**WHAT YOU NEED TO DO:**
Exactly repeat the full listing that follows.

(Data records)

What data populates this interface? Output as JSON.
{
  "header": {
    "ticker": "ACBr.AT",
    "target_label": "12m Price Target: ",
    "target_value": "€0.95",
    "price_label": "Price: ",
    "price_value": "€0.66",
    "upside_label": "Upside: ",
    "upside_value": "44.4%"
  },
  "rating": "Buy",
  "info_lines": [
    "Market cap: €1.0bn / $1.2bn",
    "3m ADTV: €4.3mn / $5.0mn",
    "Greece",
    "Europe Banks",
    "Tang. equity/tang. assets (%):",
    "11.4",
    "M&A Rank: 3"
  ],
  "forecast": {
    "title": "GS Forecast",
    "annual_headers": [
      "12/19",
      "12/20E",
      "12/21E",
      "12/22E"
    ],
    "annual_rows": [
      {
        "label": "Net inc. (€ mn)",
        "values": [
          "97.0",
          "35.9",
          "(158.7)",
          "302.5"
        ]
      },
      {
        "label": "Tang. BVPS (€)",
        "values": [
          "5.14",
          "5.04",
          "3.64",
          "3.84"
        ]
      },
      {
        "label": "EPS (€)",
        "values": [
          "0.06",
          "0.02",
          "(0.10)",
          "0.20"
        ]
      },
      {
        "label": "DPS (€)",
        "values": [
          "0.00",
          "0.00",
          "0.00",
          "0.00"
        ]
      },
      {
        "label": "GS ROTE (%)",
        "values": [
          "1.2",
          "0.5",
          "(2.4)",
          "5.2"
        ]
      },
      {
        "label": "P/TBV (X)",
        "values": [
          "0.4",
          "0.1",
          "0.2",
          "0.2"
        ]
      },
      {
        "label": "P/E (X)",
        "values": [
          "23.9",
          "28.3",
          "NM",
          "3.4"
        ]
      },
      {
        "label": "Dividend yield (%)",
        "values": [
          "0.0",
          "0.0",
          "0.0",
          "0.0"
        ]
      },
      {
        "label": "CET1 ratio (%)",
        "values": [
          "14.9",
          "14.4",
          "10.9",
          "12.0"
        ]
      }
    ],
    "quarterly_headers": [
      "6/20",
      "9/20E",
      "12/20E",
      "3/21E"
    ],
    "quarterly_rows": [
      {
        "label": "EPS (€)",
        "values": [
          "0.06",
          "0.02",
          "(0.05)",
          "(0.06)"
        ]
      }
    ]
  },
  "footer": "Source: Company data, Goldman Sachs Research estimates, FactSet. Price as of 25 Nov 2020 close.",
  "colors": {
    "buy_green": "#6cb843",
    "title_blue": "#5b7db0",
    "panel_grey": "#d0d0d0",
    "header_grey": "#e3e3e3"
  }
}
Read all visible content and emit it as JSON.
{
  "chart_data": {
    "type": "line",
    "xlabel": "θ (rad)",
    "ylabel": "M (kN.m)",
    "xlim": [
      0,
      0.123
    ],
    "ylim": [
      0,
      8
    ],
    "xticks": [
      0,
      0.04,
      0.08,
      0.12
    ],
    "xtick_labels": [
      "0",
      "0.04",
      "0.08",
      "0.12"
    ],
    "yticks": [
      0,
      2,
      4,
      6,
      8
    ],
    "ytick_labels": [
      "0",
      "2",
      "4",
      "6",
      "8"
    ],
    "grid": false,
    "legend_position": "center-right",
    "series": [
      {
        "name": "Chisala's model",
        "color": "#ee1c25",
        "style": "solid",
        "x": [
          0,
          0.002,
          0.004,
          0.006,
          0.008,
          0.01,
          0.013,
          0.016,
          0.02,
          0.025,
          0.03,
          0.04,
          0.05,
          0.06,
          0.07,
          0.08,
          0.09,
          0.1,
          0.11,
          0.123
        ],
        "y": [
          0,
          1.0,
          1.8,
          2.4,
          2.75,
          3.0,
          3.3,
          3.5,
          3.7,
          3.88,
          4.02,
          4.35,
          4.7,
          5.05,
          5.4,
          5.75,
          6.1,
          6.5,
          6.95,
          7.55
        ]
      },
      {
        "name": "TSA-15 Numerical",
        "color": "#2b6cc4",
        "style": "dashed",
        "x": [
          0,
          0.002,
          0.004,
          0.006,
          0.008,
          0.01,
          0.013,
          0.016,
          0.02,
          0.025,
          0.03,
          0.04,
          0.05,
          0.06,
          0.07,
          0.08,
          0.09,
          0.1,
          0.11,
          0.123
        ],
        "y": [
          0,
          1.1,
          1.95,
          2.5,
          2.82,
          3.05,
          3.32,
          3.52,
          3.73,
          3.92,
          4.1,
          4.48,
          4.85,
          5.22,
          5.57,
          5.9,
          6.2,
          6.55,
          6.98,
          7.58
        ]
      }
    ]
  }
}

**RESULT:**
What data populates this interface? Output as JSON.
{
  "header": {
    "ticker": "ACBr.AT",
    "target_label": "12m Price Target: ",
    "target_value": "€0.95",
    "price_label": "Price: ",
    "price_value": "€0.66",
    "upside_label": "Upside: ",
    "upside_value": "44.4%"
  },
  "rating": "Buy",
  "info_lines": [
    "Market cap: €1.0bn / $1.2bn",
    "3m ADTV: €4.3mn / $5.0mn",
    "Greece",
    "Europe Banks",
    "Tang. equity/tang. assets (%):",
    "11.4",
    "M&A Rank: 3"
  ],
  "forecast": {
    "title": "GS Forecast",
    "annual_headers": [
      "12/19",
      "12/20E",
      "12/21E",
      "12/22E"
    ],
    "annual_rows": [
      {
        "label": "Net inc. (€ mn)",
        "values": [
          "97.0",
          "35.9",
          "(158.7)",
          "302.5"
        ]
      },
      {
        "label": "Tang. BVPS (€)",
        "values": [
          "5.14",
          "5.04",
          "3.64",
          "3.84"
        ]
      },
      {
        "label": "EPS (€)",
        "values": [
          "0.06",
          "0.02",
          "(0.10)",
          "0.20"
        ]
      },
      {
        "label": "DPS (€)",
        "values": [
          "0.00",
          "0.00",
          "0.00",
          "0.00"
        ]
      },
      {
        "label": "GS ROTE (%)",
        "values": [
          "1.2",
          "0.5",
          "(2.4)",
          "5.2"
        ]
      },
      {
        "label": "P/TBV (X)",
        "values": [
          "0.4",
          "0.1",
          "0.2",
          "0.2"
        ]
      },
      {
        "label": "P/E (X)",
        "values": [
          "23.9",
          "28.3",
          "NM",
          "3.4"
        ]
      },
      {
        "label": "Dividend yield (%)",
        "values": [
          "0.0",
          "0.0",
          "0.0",
          "0.0"
        ]
      },
      {
        "label": "CET1 ratio (%)",
        "values": [
          "14.9",
          "14.4",
          "10.9",
          "12.0"
        ]
      }
    ],
    "quarterly_headers": [
      "6/20",
      "9/20E",
      "12/20E",
      "3/21E"
    ],
    "quarterly_rows": [
      {
        "label": "EPS (€)",
        "values": [
          "0.06",
          "0.02",
          "(0.05)",
          "(0.06)"
        ]
      }
    ]
  },
  "footer": "Source: Company data, Goldman Sachs Research estimates, FactSet. Price as of 25 Nov 2020 close.",
  "colors": {
    "buy_green": "#6cb843",
    "title_blue": "#5b7db0",
    "panel_grey": "#d0d0d0",
    "header_grey": "#e3e3e3"
  }
}
Read all visible content and emit it as JSON.
{
  "chart_data": {
    "type": "line",
    "xlabel": "θ (rad)",
    "ylabel": "M (kN.m)",
    "xlim": [
      0,
      0.123
    ],
    "ylim": [
      0,
      8
    ],
    "xticks": [
      0,
      0.04,
      0.08,
      0.12
    ],
    "xtick_labels": [
      "0",
      "0.04",
      "0.08",
      "0.12"
    ],
    "yticks": [
      0,
      2,
      4,
      6,
      8
    ],
    "ytick_labels": [
      "0",
      "2",
      "4",
      "6",
      "8"
    ],
    "grid": false,
    "legend_position": "center-right",
    "series": [
      {
        "name": "Chisala's model",
        "color": "#ee1c25",
        "style": "solid",
        "x": [
          0,
          0.002,
          0.004,
          0.006,
          0.008,
          0.01,
          0.013,
          0.016,
          0.02,
          0.025,
          0.03,
          0.04,
          0.05,
          0.06,
          0.07,
          0.08,
          0.09,
          0.1,
          0.11,
          0.123
        ],
        "y": [
          0,
          1.0,
          1.8,
          2.4,
          2.75,
          3.0,
          3.3,
          3.5,
          3.7,
          3.88,
          4.02,
          4.35,
          4.7,
          5.05,
          5.4,
          5.75,
          6.1,
          6.5,
          6.95,
          7.55
        ]
      },
      {
        "name": "TSA-15 Numerical",
        "color": "#2b6cc4",
        "style": "dashed",
        "x": [
          0,
          0.002,
          0.004,
          0.006,
          0.008,
          0.01,
          0.013,
          0.016,
          0.02,
          0.025,
          0.03,
          0.04,
          0.05,
          0.06,
          0.07,
          0.08,
          0.09,
          0.1,
          0.11,
          0.123
        ],
        "y": [
          0,
          1.1,
          1.95,
          2.5,
          2.82,
          3.05,
          3.32,
          3.52,
          3.73,
          3.92,
          4.1,
          4.48,
          4.85,
          5.22,
          5.57,
          5.9,
          6.2,
          6.55,
          6.98,
          7.58
        ]
      }
    ]
  }
}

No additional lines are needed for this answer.